Items from a figure collection:
-- Start --

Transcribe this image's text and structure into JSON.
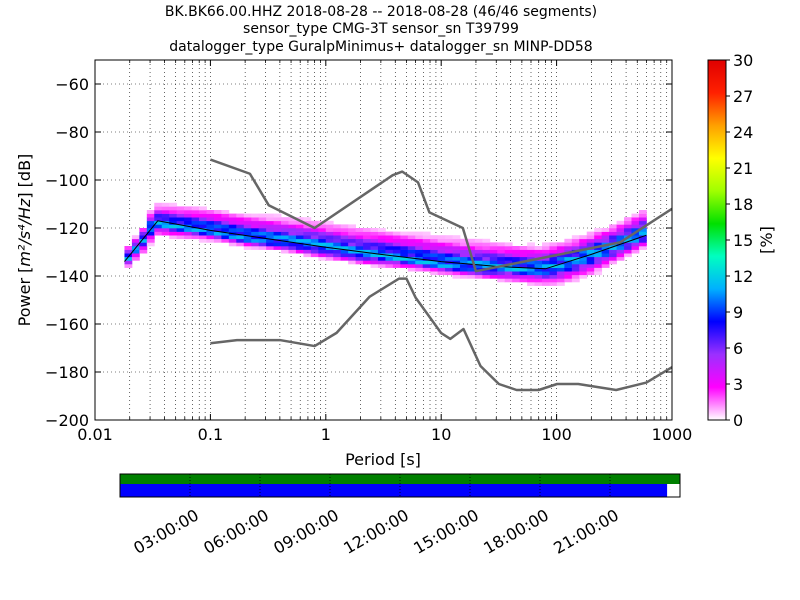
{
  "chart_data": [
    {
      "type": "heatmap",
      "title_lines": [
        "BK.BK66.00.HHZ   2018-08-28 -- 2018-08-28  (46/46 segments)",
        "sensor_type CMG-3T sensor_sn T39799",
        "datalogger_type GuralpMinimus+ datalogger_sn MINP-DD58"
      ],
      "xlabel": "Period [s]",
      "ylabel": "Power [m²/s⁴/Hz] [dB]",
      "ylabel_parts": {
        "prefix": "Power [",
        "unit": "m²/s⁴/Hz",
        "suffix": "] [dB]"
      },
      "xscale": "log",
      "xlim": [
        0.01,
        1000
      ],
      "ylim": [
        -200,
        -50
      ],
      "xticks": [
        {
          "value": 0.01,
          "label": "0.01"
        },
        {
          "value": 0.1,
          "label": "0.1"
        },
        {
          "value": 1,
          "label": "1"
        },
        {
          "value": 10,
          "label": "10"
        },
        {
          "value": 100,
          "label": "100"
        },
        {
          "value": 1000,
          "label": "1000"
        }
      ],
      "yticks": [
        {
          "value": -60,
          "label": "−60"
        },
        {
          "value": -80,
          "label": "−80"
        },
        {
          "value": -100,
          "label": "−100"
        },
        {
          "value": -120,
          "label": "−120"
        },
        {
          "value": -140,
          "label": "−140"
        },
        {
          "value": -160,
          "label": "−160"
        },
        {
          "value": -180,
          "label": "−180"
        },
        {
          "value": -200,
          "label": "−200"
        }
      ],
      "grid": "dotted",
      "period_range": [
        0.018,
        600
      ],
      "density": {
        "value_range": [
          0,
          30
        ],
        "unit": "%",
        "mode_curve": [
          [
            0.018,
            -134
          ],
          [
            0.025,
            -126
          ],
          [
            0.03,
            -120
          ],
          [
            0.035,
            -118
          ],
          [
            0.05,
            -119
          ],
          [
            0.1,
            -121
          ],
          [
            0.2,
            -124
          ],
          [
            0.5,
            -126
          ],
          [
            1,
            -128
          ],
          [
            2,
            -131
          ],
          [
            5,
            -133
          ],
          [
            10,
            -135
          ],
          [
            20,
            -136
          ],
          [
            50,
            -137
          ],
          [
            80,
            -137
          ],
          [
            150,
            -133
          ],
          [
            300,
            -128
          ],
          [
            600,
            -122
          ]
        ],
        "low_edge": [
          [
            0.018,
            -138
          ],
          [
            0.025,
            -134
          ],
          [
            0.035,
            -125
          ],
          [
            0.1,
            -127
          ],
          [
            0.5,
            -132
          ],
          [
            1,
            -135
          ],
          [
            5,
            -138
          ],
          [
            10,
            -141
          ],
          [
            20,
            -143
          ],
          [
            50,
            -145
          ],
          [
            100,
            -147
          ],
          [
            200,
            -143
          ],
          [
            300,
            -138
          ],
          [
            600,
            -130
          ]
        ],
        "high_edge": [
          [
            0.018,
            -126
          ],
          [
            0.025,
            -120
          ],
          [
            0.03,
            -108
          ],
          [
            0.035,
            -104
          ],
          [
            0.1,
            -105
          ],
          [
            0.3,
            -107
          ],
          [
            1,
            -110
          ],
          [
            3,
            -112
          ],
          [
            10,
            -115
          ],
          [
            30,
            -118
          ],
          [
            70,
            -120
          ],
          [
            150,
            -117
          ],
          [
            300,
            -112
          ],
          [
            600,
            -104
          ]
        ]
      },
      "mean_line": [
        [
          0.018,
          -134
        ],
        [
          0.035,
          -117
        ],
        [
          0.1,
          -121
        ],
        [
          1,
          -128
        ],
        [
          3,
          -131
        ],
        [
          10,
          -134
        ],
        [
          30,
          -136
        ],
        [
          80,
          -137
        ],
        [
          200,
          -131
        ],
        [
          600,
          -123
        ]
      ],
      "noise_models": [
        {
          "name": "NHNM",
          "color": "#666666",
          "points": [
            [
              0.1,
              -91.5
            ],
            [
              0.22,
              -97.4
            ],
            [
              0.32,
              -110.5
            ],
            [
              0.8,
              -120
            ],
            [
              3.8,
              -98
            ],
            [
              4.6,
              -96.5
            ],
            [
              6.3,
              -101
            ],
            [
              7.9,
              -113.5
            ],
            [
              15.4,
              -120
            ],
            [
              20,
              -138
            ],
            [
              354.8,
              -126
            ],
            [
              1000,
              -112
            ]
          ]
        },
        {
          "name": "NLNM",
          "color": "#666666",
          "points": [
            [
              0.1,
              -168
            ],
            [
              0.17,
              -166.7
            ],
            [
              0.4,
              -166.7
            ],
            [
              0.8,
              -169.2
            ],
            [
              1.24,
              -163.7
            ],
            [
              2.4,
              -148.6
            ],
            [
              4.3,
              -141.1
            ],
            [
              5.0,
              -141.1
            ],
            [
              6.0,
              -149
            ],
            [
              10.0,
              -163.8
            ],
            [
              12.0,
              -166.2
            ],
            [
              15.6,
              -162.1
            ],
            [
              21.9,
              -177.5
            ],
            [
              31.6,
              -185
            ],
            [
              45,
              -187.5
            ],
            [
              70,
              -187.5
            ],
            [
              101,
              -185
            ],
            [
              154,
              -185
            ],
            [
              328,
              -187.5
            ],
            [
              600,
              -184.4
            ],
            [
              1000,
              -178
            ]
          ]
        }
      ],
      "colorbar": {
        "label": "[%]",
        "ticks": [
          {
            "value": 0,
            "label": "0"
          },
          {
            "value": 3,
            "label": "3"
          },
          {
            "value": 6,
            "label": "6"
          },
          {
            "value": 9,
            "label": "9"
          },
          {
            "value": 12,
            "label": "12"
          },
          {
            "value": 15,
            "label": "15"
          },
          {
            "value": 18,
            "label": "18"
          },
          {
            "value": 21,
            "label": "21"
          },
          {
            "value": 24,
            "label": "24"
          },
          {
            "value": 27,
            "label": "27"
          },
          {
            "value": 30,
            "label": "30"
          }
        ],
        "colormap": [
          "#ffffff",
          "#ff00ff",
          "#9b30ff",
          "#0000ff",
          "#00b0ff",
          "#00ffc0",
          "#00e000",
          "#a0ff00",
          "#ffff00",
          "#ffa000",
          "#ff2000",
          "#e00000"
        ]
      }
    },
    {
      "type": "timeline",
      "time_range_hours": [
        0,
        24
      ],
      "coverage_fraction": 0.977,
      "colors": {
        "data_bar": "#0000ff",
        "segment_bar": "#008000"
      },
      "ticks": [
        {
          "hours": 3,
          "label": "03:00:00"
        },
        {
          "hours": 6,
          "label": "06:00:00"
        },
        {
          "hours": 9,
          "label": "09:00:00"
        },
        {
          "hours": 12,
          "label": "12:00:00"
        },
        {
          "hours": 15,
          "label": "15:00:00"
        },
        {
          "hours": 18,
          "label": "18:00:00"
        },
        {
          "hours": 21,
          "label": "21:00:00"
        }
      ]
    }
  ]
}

-- End --
-- Start --

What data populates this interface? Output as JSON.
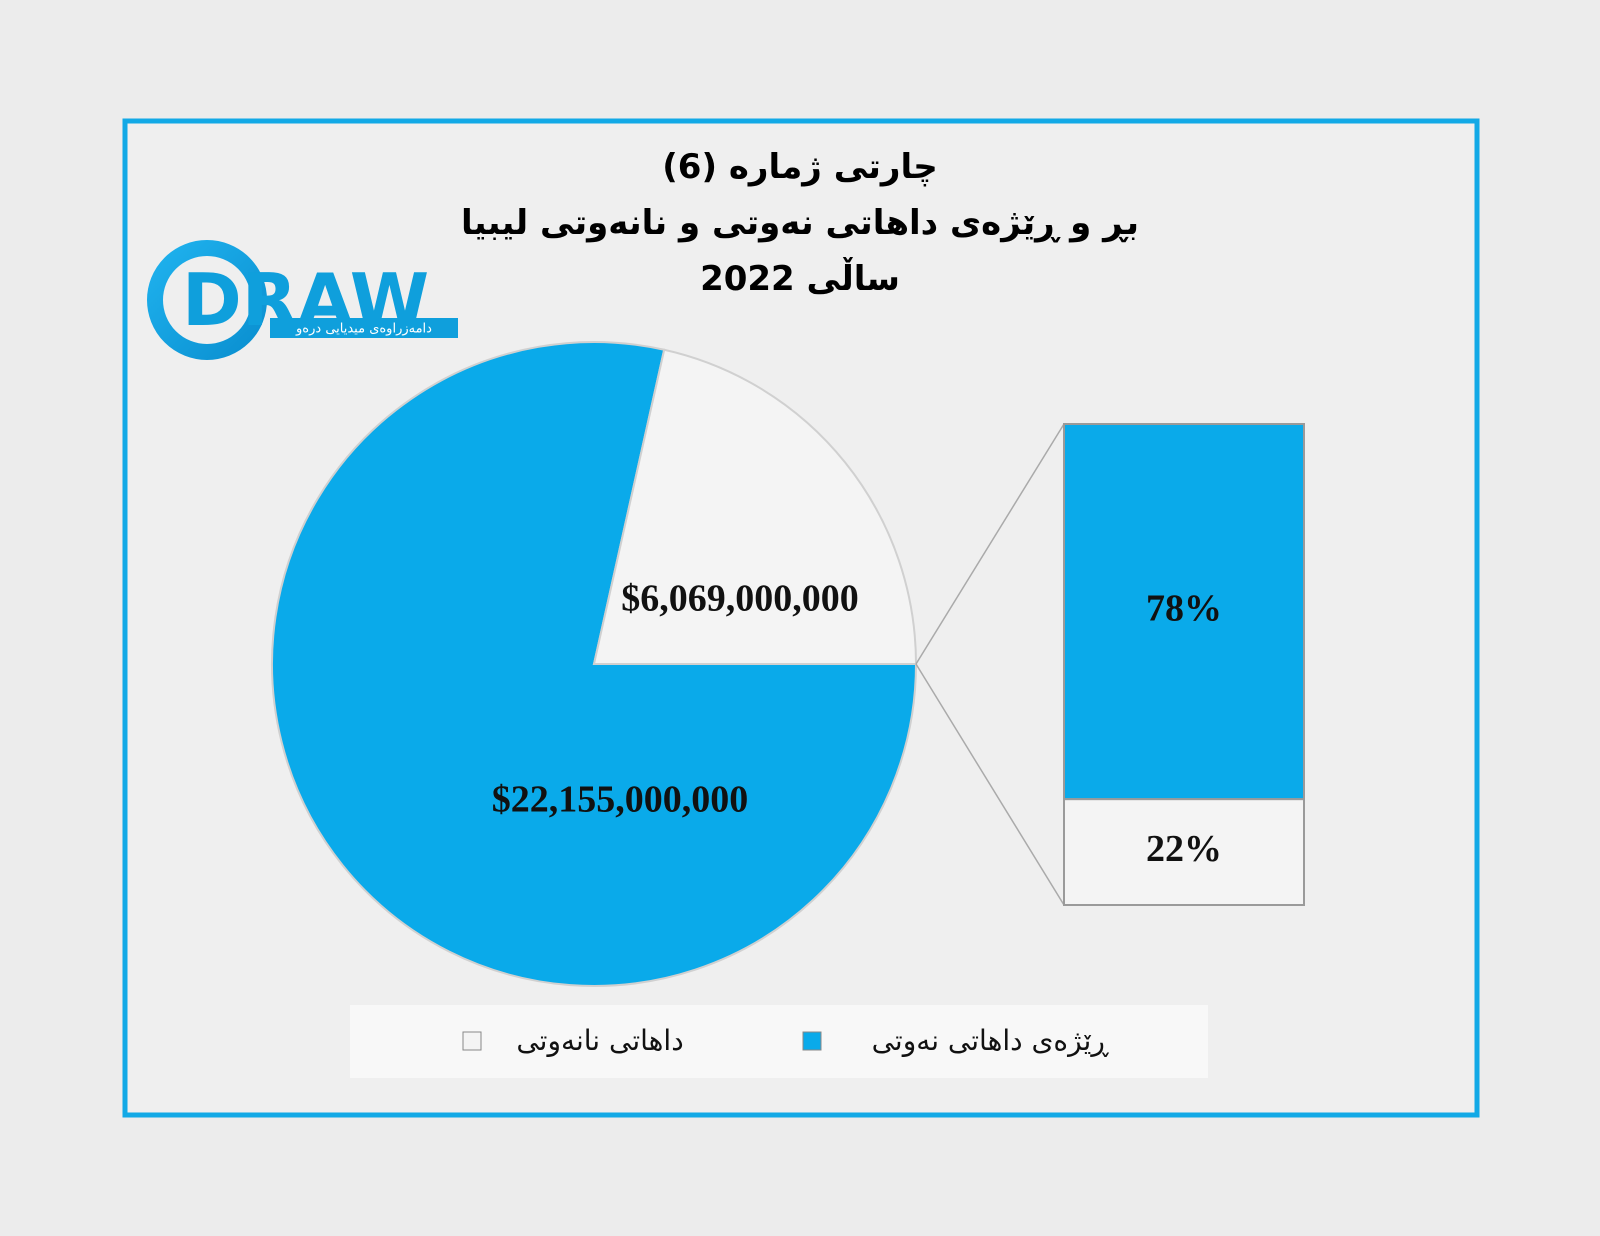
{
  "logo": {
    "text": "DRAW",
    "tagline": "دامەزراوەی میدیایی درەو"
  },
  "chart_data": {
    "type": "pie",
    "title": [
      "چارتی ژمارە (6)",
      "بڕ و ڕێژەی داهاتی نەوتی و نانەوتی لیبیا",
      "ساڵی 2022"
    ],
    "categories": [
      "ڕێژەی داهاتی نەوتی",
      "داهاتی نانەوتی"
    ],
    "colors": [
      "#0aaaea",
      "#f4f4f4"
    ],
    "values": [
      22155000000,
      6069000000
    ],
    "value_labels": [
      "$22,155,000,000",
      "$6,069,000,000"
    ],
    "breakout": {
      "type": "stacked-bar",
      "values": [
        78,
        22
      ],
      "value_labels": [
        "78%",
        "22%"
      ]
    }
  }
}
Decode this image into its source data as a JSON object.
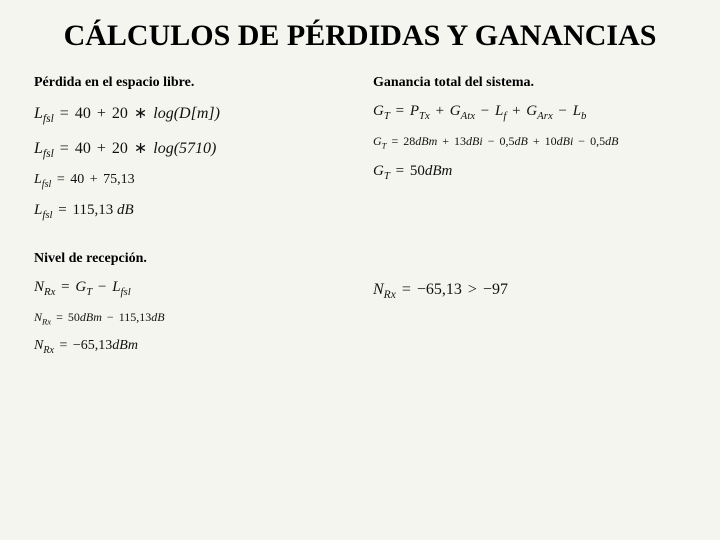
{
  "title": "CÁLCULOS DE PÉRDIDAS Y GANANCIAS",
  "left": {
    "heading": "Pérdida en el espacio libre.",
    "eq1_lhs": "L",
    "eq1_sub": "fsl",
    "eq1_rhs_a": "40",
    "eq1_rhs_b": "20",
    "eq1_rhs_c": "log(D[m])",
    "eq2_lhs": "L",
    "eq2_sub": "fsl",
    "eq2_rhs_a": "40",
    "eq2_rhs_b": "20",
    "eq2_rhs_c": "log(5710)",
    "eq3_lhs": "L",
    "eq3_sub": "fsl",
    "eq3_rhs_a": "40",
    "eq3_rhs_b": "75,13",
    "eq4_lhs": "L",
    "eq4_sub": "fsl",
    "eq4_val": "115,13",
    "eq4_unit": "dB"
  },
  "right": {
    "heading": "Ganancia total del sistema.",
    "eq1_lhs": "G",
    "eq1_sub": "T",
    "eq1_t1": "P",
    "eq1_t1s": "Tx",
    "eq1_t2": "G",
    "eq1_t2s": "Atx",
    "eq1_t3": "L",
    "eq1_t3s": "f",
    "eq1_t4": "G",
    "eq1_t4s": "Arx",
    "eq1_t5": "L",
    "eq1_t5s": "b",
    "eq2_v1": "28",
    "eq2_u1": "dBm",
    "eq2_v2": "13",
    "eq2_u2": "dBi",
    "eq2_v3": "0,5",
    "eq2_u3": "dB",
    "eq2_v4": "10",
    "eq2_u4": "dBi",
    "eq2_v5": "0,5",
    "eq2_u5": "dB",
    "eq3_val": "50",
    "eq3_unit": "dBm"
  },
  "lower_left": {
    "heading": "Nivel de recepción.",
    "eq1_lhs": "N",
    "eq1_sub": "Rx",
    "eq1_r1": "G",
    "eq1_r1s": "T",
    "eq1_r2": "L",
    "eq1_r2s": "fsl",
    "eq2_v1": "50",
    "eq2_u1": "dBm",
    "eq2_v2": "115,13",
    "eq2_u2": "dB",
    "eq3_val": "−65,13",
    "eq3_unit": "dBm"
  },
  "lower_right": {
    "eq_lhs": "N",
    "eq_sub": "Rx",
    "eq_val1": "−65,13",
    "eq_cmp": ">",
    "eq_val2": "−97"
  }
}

-- End --
-- Start --

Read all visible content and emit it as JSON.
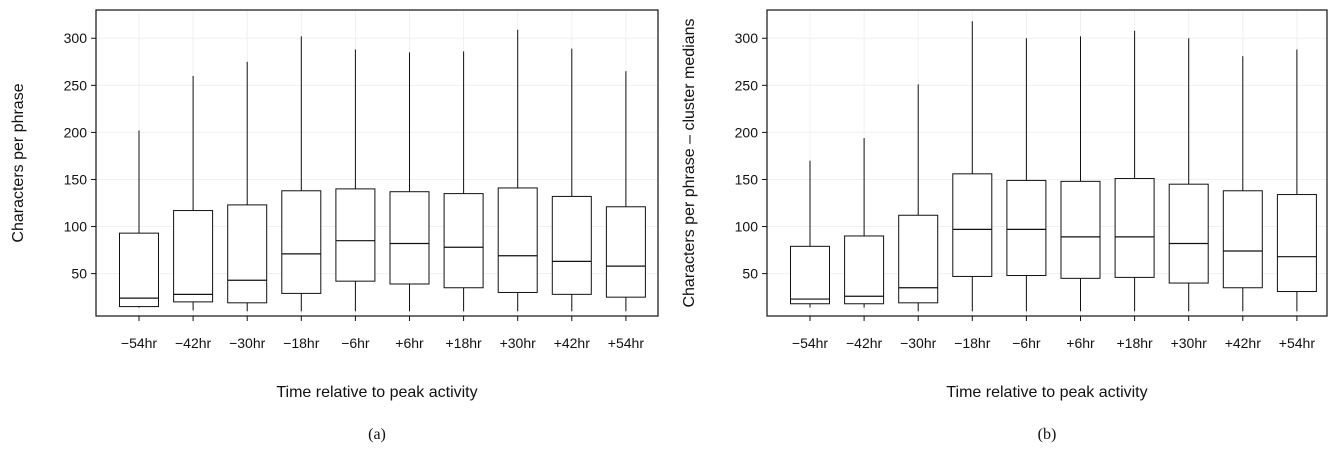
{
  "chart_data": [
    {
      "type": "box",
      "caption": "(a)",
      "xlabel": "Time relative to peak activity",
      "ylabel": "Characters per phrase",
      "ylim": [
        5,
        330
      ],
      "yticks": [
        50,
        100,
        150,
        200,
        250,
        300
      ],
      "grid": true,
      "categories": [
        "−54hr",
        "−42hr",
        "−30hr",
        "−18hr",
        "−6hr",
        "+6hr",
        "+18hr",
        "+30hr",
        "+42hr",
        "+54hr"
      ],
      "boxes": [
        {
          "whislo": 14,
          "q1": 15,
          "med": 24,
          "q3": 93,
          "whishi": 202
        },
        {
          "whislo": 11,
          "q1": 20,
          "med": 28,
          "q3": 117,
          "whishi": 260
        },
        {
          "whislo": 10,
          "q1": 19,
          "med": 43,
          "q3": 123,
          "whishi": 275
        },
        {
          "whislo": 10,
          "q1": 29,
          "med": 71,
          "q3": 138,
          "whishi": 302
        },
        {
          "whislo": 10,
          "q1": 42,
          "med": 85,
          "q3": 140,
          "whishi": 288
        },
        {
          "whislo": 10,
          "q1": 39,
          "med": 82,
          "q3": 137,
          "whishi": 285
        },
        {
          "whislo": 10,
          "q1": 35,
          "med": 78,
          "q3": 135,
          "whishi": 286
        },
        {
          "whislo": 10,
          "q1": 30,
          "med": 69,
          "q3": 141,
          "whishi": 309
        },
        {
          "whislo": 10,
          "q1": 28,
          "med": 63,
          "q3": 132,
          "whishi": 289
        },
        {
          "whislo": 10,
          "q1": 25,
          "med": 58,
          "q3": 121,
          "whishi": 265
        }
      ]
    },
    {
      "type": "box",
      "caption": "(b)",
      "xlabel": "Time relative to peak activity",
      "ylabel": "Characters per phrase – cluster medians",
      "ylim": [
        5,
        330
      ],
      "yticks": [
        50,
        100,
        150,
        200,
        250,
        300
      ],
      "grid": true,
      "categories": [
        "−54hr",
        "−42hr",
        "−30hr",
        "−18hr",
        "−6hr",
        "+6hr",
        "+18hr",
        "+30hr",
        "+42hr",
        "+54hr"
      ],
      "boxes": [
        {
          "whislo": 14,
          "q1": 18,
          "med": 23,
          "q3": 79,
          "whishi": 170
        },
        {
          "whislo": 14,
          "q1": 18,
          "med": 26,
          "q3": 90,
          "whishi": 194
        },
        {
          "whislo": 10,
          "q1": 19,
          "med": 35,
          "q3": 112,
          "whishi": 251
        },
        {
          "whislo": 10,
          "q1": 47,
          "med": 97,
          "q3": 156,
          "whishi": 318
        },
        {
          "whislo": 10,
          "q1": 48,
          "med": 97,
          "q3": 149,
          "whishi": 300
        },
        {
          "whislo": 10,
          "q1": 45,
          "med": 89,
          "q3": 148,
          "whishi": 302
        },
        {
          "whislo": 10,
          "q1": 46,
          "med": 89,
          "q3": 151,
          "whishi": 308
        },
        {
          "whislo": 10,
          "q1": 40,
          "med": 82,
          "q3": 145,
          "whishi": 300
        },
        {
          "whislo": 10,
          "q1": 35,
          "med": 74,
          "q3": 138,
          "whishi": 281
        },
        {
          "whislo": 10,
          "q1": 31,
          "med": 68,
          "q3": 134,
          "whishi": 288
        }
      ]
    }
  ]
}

-- End --

Short exercise => Write out every line of the preceding listing that contains "Characters".

Correct response =>
      "ylabel": "Characters per phrase",
      "ylabel": "Characters per phrase – cluster medians",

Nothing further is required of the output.